──────── Records shown

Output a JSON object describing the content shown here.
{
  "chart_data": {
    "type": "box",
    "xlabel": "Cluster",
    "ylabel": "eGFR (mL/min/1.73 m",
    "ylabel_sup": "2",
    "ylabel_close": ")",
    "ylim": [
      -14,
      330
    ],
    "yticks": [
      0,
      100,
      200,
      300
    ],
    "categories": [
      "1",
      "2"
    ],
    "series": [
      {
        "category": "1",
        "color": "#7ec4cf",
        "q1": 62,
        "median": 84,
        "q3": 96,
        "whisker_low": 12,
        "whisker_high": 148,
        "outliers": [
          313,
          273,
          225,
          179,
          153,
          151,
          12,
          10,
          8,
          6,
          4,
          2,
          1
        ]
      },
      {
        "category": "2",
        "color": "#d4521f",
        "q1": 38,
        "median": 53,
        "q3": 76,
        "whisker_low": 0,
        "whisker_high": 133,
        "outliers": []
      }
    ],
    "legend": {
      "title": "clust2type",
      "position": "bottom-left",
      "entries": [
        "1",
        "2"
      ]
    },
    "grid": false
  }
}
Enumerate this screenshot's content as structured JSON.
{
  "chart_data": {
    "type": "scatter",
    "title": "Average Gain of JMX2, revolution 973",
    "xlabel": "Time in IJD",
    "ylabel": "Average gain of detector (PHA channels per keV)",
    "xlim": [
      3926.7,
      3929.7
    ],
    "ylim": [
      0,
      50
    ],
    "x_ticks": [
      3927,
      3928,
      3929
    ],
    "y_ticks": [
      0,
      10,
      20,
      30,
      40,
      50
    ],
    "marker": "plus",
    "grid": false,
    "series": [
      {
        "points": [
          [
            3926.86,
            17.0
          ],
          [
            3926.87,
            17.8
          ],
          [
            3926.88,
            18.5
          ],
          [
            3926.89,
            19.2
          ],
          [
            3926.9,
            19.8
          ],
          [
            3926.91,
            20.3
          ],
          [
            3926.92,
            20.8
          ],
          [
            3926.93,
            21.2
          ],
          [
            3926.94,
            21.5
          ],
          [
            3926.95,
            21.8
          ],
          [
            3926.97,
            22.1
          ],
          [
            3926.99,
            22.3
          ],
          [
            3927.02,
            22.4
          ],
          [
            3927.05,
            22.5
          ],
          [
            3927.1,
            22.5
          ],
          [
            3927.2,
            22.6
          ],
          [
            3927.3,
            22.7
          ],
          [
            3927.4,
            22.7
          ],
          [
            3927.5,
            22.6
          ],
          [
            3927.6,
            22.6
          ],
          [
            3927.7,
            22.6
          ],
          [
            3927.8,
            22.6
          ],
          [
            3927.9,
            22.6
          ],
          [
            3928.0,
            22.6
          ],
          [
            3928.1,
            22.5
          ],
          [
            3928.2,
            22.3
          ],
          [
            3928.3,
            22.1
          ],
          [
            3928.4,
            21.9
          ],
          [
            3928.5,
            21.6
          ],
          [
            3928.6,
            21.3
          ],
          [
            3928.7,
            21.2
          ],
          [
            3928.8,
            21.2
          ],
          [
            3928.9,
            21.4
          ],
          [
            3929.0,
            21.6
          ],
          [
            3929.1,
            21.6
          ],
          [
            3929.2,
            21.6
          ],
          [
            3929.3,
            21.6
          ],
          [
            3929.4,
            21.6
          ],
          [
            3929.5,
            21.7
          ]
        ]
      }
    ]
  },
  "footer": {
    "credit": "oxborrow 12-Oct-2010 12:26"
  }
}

────────────────

Filter lines by "Average" and return each hit.

    "title": "Average Gain of JMX2, revolution 973",
    "ylabel": "Average gain of detector (PHA channels per keV)",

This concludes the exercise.